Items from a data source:
· · ·

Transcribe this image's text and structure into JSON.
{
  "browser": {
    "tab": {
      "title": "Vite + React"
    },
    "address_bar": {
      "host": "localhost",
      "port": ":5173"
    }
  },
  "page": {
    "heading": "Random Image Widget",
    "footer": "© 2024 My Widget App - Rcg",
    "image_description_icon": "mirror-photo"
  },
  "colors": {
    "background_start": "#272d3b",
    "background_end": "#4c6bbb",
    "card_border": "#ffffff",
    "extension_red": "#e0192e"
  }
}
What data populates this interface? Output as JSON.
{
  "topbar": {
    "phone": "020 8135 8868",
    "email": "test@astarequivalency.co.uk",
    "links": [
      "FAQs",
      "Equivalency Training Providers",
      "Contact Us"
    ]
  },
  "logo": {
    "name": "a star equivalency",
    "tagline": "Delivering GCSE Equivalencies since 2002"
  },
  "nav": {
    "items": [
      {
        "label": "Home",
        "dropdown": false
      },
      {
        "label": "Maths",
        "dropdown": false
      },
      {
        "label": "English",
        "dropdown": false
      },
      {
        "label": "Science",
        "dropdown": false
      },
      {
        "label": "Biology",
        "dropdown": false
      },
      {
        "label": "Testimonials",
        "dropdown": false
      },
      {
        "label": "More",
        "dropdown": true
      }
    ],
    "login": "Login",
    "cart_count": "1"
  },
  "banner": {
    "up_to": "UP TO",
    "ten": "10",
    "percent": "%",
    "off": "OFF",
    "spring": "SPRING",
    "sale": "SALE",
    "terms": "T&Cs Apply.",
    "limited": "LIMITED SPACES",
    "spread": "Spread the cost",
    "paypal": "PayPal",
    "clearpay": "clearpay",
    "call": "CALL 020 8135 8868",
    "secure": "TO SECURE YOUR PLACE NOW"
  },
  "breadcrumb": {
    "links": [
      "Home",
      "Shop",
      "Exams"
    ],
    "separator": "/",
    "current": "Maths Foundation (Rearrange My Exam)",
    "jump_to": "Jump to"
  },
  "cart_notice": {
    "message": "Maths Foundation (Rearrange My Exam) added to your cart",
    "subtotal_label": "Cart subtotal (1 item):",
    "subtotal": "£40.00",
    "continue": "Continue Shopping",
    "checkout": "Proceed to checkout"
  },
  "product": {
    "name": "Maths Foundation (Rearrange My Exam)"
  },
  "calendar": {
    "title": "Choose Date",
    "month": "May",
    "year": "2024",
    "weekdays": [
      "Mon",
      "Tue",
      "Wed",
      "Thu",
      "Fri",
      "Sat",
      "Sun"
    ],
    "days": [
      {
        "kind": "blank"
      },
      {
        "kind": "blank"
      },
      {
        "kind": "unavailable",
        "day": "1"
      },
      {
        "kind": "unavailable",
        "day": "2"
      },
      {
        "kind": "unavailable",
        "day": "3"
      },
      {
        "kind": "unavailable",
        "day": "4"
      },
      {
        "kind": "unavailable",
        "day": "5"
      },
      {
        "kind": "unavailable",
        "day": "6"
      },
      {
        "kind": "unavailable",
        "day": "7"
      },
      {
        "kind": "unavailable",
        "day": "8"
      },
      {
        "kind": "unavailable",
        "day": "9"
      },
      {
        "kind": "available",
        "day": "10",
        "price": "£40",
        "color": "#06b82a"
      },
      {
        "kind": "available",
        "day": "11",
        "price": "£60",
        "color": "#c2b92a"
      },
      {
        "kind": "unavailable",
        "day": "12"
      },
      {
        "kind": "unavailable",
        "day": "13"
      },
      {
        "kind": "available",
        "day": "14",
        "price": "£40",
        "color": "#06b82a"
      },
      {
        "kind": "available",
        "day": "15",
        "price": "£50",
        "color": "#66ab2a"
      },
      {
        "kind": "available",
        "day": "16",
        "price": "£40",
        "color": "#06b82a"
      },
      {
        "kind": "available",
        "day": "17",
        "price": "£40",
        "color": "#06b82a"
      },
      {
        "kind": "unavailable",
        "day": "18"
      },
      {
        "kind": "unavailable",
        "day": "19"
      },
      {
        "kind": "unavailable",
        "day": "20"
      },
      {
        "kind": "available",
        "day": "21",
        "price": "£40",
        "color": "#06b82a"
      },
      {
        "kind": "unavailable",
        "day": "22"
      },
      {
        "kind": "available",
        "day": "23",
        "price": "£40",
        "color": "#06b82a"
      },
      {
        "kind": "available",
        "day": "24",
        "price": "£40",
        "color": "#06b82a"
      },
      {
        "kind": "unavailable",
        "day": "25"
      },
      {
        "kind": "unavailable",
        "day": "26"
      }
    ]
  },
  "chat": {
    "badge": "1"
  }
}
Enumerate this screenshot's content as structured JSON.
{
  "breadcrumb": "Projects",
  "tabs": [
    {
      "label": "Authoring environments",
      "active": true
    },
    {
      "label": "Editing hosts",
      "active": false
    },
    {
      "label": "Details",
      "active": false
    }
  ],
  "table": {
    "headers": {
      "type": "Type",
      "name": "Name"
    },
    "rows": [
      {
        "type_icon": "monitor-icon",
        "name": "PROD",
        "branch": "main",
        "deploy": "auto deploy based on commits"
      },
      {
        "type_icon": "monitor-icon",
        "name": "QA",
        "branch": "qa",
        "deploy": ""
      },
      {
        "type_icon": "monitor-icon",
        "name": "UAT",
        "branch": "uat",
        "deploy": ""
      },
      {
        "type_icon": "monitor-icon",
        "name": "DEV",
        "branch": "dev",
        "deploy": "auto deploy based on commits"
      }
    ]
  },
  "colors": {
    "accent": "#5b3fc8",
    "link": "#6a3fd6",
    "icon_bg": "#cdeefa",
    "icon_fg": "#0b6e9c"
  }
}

· · ·

- _Written exercise_:
Give the entries once more, exactly as they appear.

- _Result for this exercise_:
Transcribe this image's text and structure into JSON.
{
  "browser": {
    "tab": {
      "title": "Vite + React"
    },
    "address_bar": {
      "host": "localhost",
      "port": ":5173"
    }
  },
  "page": {
    "heading": "Random Image Widget",
    "footer": "© 2024 My Widget App - Rcg",
    "image_description_icon": "mirror-photo"
  },
  "colors": {
    "background_start": "#272d3b",
    "background_end": "#4c6bbb",
    "card_border": "#ffffff",
    "extension_red": "#e0192e"
  }
}
What data populates this interface? Output as JSON.
{
  "topbar": {
    "phone": "020 8135 8868",
    "email": "test@astarequivalency.co.uk",
    "links": [
      "FAQs",
      "Equivalency Training Providers",
      "Contact Us"
    ]
  },
  "logo": {
    "name": "a star equivalency",
    "tagline": "Delivering GCSE Equivalencies since 2002"
  },
  "nav": {
    "items": [
      {
        "label": "Home",
        "dropdown": false
      },
      {
        "label": "Maths",
        "dropdown": false
      },
      {
        "label": "English",
        "dropdown": false
      },
      {
        "label": "Science",
        "dropdown": false
      },
      {
        "label": "Biology",
        "dropdown": false
      },
      {
        "label": "Testimonials",
        "dropdown": false
      },
      {
        "label": "More",
        "dropdown": true
      }
    ],
    "login": "Login",
    "cart_count": "1"
  },
  "banner": {
    "up_to": "UP TO",
    "ten": "10",
    "percent": "%",
    "off": "OFF",
    "spring": "SPRING",
    "sale": "SALE",
    "terms": "T&Cs Apply.",
    "limited": "LIMITED SPACES",
    "spread": "Spread the cost",
    "paypal": "PayPal",
    "clearpay": "clearpay",
    "call": "CALL 020 8135 8868",
    "secure": "TO SECURE YOUR PLACE NOW"
  },
  "breadcrumb": {
    "links": [
      "Home",
      "Shop",
      "Exams"
    ],
    "separator": "/",
    "current": "Maths Foundation (Rearrange My Exam)",
    "jump_to": "Jump to"
  },
  "cart_notice": {
    "message": "Maths Foundation (Rearrange My Exam) added to your cart",
    "subtotal_label": "Cart subtotal (1 item):",
    "subtotal": "£40.00",
    "continue": "Continue Shopping",
    "checkout": "Proceed to checkout"
  },
  "product": {
    "name": "Maths Foundation (Rearrange My Exam)"
  },
  "calendar": {
    "title": "Choose Date",
    "month": "May",
    "year": "2024",
    "weekdays": [
      "Mon",
      "Tue",
      "Wed",
      "Thu",
      "Fri",
      "Sat",
      "Sun"
    ],
    "days": [
      {
        "kind": "blank"
      },
      {
        "kind": "blank"
      },
      {
        "kind": "unavailable",
        "day": "1"
      },
      {
        "kind": "unavailable",
        "day": "2"
      },
      {
        "kind": "unavailable",
        "day": "3"
      },
      {
        "kind": "unavailable",
        "day": "4"
      },
      {
        "kind": "unavailable",
        "day": "5"
      },
      {
        "kind": "unavailable",
        "day": "6"
      },
      {
        "kind": "unavailable",
        "day": "7"
      },
      {
        "kind": "unavailable",
        "day": "8"
      },
      {
        "kind": "unavailable",
        "day": "9"
      },
      {
        "kind": "available",
        "day": "10",
        "price": "£40",
        "color": "#06b82a"
      },
      {
        "kind": "available",
        "day": "11",
        "price": "£60",
        "color": "#c2b92a"
      },
      {
        "kind": "unavailable",
        "day": "12"
      },
      {
        "kind": "unavailable",
        "day": "13"
      },
      {
        "kind": "available",
        "day": "14",
        "price": "£40",
        "color": "#06b82a"
      },
      {
        "kind": "available",
        "day": "15",
        "price": "£50",
        "color": "#66ab2a"
      },
      {
        "kind": "available",
        "day": "16",
        "price": "£40",
        "color": "#06b82a"
      },
      {
        "kind": "available",
        "day": "17",
        "price": "£40",
        "color": "#06b82a"
      },
      {
        "kind": "unavailable",
        "day": "18"
      },
      {
        "kind": "unavailable",
        "day": "19"
      },
      {
        "kind": "unavailable",
        "day": "20"
      },
      {
        "kind": "available",
        "day": "21",
        "price": "£40",
        "color": "#06b82a"
      },
      {
        "kind": "unavailable",
        "day": "22"
      },
      {
        "kind": "available",
        "day": "23",
        "price": "£40",
        "color": "#06b82a"
      },
      {
        "kind": "available",
        "day": "24",
        "price": "£40",
        "color": "#06b82a"
      },
      {
        "kind": "unavailable",
        "day": "25"
      },
      {
        "kind": "unavailable",
        "day": "26"
      }
    ]
  },
  "chat": {
    "badge": "1"
  }
}
Enumerate this screenshot's content as structured JSON.
{
  "breadcrumb": "Projects",
  "tabs": [
    {
      "label": "Authoring environments",
      "active": true
    },
    {
      "label": "Editing hosts",
      "active": false
    },
    {
      "label": "Details",
      "active": false
    }
  ],
  "table": {
    "headers": {
      "type": "Type",
      "name": "Name"
    },
    "rows": [
      {
        "type_icon": "monitor-icon",
        "name": "PROD",
        "branch": "main",
        "deploy": "auto deploy based on commits"
      },
      {
        "type_icon": "monitor-icon",
        "name": "QA",
        "branch": "qa",
        "deploy": ""
      },
      {
        "type_icon": "monitor-icon",
        "name": "UAT",
        "branch": "uat",
        "deploy": ""
      },
      {
        "type_icon": "monitor-icon",
        "name": "DEV",
        "branch": "dev",
        "deploy": "auto deploy based on commits"
      }
    ]
  },
  "colors": {
    "accent": "#5b3fc8",
    "link": "#6a3fd6",
    "icon_bg": "#cdeefa",
    "icon_fg": "#0b6e9c"
  }
}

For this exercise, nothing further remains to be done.